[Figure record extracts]
▶

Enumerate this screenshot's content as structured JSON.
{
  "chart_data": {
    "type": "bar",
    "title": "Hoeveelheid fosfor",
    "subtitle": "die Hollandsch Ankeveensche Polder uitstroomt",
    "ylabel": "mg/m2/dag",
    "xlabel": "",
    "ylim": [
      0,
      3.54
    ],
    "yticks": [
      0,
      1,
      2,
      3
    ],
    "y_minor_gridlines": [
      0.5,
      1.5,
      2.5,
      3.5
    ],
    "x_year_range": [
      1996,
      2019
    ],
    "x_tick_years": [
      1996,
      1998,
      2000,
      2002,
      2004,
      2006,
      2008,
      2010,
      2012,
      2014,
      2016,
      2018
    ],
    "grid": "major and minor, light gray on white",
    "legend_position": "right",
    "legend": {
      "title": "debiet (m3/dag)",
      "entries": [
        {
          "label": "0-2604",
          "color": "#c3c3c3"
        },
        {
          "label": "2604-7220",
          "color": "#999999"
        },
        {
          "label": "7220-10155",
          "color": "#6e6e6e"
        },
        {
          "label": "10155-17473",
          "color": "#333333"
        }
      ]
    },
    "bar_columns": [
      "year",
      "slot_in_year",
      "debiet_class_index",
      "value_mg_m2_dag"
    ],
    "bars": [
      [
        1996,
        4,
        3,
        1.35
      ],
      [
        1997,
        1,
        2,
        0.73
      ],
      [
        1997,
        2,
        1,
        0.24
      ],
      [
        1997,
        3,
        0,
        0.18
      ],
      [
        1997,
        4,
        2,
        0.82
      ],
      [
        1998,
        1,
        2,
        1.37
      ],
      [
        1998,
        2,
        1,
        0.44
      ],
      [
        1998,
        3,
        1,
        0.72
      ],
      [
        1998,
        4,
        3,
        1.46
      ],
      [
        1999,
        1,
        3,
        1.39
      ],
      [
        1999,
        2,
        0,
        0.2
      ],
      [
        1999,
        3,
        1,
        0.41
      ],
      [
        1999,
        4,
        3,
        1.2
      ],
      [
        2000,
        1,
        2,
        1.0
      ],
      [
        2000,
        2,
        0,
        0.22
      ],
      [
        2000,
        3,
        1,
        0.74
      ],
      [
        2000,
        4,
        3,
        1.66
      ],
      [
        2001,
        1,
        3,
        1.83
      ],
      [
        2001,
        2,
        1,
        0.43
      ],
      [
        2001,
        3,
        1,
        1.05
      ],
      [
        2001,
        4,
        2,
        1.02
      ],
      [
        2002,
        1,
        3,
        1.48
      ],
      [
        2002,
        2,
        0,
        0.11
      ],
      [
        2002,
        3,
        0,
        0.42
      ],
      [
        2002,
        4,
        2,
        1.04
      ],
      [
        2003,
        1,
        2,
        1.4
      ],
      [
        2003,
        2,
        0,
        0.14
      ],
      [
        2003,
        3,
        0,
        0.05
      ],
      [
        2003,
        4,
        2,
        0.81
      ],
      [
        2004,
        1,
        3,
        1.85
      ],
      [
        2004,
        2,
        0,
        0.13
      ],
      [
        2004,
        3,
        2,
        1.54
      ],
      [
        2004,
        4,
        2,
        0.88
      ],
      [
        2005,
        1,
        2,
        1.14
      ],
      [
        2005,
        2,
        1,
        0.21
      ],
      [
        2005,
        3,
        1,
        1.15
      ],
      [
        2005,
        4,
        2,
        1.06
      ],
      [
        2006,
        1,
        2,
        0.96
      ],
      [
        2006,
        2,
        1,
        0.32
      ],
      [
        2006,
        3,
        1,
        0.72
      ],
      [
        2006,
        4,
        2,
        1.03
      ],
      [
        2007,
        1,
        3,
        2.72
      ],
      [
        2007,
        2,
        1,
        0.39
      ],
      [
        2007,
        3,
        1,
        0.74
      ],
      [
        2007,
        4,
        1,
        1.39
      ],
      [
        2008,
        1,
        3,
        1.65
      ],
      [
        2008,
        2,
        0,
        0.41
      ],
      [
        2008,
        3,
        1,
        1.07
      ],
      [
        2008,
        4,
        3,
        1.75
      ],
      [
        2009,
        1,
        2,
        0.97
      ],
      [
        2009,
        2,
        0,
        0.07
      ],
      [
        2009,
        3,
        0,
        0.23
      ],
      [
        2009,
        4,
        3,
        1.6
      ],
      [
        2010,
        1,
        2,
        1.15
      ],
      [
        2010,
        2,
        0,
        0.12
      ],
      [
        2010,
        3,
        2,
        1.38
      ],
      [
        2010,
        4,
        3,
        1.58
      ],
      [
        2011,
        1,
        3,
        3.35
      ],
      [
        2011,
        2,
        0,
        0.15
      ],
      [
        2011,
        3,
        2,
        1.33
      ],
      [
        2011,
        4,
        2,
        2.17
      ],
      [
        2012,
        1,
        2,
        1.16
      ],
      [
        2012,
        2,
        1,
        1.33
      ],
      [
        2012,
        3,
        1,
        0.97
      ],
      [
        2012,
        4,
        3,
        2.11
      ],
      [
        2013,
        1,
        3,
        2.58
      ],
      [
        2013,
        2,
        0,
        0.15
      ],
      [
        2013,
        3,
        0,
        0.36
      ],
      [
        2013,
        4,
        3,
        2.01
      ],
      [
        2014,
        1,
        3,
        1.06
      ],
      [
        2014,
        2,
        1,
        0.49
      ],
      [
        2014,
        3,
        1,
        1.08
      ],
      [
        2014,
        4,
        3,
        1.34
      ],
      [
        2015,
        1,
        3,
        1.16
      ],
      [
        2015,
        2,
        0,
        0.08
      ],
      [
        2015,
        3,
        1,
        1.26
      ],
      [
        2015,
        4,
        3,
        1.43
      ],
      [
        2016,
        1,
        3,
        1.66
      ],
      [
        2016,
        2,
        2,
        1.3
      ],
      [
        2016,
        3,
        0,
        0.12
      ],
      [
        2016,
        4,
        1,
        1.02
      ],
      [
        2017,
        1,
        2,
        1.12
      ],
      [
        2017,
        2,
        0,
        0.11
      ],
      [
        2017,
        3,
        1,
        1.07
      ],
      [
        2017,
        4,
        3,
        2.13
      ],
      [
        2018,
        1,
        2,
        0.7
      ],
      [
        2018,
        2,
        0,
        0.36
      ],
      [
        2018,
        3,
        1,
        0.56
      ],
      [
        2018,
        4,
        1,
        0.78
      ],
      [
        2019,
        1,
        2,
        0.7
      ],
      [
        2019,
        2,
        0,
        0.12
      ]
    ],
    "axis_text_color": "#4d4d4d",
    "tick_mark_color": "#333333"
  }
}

◀

Write out the whole listing again, exactly as it stands.

THE RESULT —
Enumerate this screenshot's content as structured JSON.
{
  "chart_data": {
    "type": "bar",
    "title": "Hoeveelheid fosfor",
    "subtitle": "die Hollandsch Ankeveensche Polder uitstroomt",
    "ylabel": "mg/m2/dag",
    "xlabel": "",
    "ylim": [
      0,
      3.54
    ],
    "yticks": [
      0,
      1,
      2,
      3
    ],
    "y_minor_gridlines": [
      0.5,
      1.5,
      2.5,
      3.5
    ],
    "x_year_range": [
      1996,
      2019
    ],
    "x_tick_years": [
      1996,
      1998,
      2000,
      2002,
      2004,
      2006,
      2008,
      2010,
      2012,
      2014,
      2016,
      2018
    ],
    "grid": "major and minor, light gray on white",
    "legend_position": "right",
    "legend": {
      "title": "debiet (m3/dag)",
      "entries": [
        {
          "label": "0-2604",
          "color": "#c3c3c3"
        },
        {
          "label": "2604-7220",
          "color": "#999999"
        },
        {
          "label": "7220-10155",
          "color": "#6e6e6e"
        },
        {
          "label": "10155-17473",
          "color": "#333333"
        }
      ]
    },
    "bar_columns": [
      "year",
      "slot_in_year",
      "debiet_class_index",
      "value_mg_m2_dag"
    ],
    "bars": [
      [
        1996,
        4,
        3,
        1.35
      ],
      [
        1997,
        1,
        2,
        0.73
      ],
      [
        1997,
        2,
        1,
        0.24
      ],
      [
        1997,
        3,
        0,
        0.18
      ],
      [
        1997,
        4,
        2,
        0.82
      ],
      [
        1998,
        1,
        2,
        1.37
      ],
      [
        1998,
        2,
        1,
        0.44
      ],
      [
        1998,
        3,
        1,
        0.72
      ],
      [
        1998,
        4,
        3,
        1.46
      ],
      [
        1999,
        1,
        3,
        1.39
      ],
      [
        1999,
        2,
        0,
        0.2
      ],
      [
        1999,
        3,
        1,
        0.41
      ],
      [
        1999,
        4,
        3,
        1.2
      ],
      [
        2000,
        1,
        2,
        1.0
      ],
      [
        2000,
        2,
        0,
        0.22
      ],
      [
        2000,
        3,
        1,
        0.74
      ],
      [
        2000,
        4,
        3,
        1.66
      ],
      [
        2001,
        1,
        3,
        1.83
      ],
      [
        2001,
        2,
        1,
        0.43
      ],
      [
        2001,
        3,
        1,
        1.05
      ],
      [
        2001,
        4,
        2,
        1.02
      ],
      [
        2002,
        1,
        3,
        1.48
      ],
      [
        2002,
        2,
        0,
        0.11
      ],
      [
        2002,
        3,
        0,
        0.42
      ],
      [
        2002,
        4,
        2,
        1.04
      ],
      [
        2003,
        1,
        2,
        1.4
      ],
      [
        2003,
        2,
        0,
        0.14
      ],
      [
        2003,
        3,
        0,
        0.05
      ],
      [
        2003,
        4,
        2,
        0.81
      ],
      [
        2004,
        1,
        3,
        1.85
      ],
      [
        2004,
        2,
        0,
        0.13
      ],
      [
        2004,
        3,
        2,
        1.54
      ],
      [
        2004,
        4,
        2,
        0.88
      ],
      [
        2005,
        1,
        2,
        1.14
      ],
      [
        2005,
        2,
        1,
        0.21
      ],
      [
        2005,
        3,
        1,
        1.15
      ],
      [
        2005,
        4,
        2,
        1.06
      ],
      [
        2006,
        1,
        2,
        0.96
      ],
      [
        2006,
        2,
        1,
        0.32
      ],
      [
        2006,
        3,
        1,
        0.72
      ],
      [
        2006,
        4,
        2,
        1.03
      ],
      [
        2007,
        1,
        3,
        2.72
      ],
      [
        2007,
        2,
        1,
        0.39
      ],
      [
        2007,
        3,
        1,
        0.74
      ],
      [
        2007,
        4,
        1,
        1.39
      ],
      [
        2008,
        1,
        3,
        1.65
      ],
      [
        2008,
        2,
        0,
        0.41
      ],
      [
        2008,
        3,
        1,
        1.07
      ],
      [
        2008,
        4,
        3,
        1.75
      ],
      [
        2009,
        1,
        2,
        0.97
      ],
      [
        2009,
        2,
        0,
        0.07
      ],
      [
        2009,
        3,
        0,
        0.23
      ],
      [
        2009,
        4,
        3,
        1.6
      ],
      [
        2010,
        1,
        2,
        1.15
      ],
      [
        2010,
        2,
        0,
        0.12
      ],
      [
        2010,
        3,
        2,
        1.38
      ],
      [
        2010,
        4,
        3,
        1.58
      ],
      [
        2011,
        1,
        3,
        3.35
      ],
      [
        2011,
        2,
        0,
        0.15
      ],
      [
        2011,
        3,
        2,
        1.33
      ],
      [
        2011,
        4,
        2,
        2.17
      ],
      [
        2012,
        1,
        2,
        1.16
      ],
      [
        2012,
        2,
        1,
        1.33
      ],
      [
        2012,
        3,
        1,
        0.97
      ],
      [
        2012,
        4,
        3,
        2.11
      ],
      [
        2013,
        1,
        3,
        2.58
      ],
      [
        2013,
        2,
        0,
        0.15
      ],
      [
        2013,
        3,
        0,
        0.36
      ],
      [
        2013,
        4,
        3,
        2.01
      ],
      [
        2014,
        1,
        3,
        1.06
      ],
      [
        2014,
        2,
        1,
        0.49
      ],
      [
        2014,
        3,
        1,
        1.08
      ],
      [
        2014,
        4,
        3,
        1.34
      ],
      [
        2015,
        1,
        3,
        1.16
      ],
      [
        2015,
        2,
        0,
        0.08
      ],
      [
        2015,
        3,
        1,
        1.26
      ],
      [
        2015,
        4,
        3,
        1.43
      ],
      [
        2016,
        1,
        3,
        1.66
      ],
      [
        2016,
        2,
        2,
        1.3
      ],
      [
        2016,
        3,
        0,
        0.12
      ],
      [
        2016,
        4,
        1,
        1.02
      ],
      [
        2017,
        1,
        2,
        1.12
      ],
      [
        2017,
        2,
        0,
        0.11
      ],
      [
        2017,
        3,
        1,
        1.07
      ],
      [
        2017,
        4,
        3,
        2.13
      ],
      [
        2018,
        1,
        2,
        0.7
      ],
      [
        2018,
        2,
        0,
        0.36
      ],
      [
        2018,
        3,
        1,
        0.56
      ],
      [
        2018,
        4,
        1,
        0.78
      ],
      [
        2019,
        1,
        2,
        0.7
      ],
      [
        2019,
        2,
        0,
        0.12
      ]
    ],
    "axis_text_color": "#4d4d4d",
    "tick_mark_color": "#333333"
  }
}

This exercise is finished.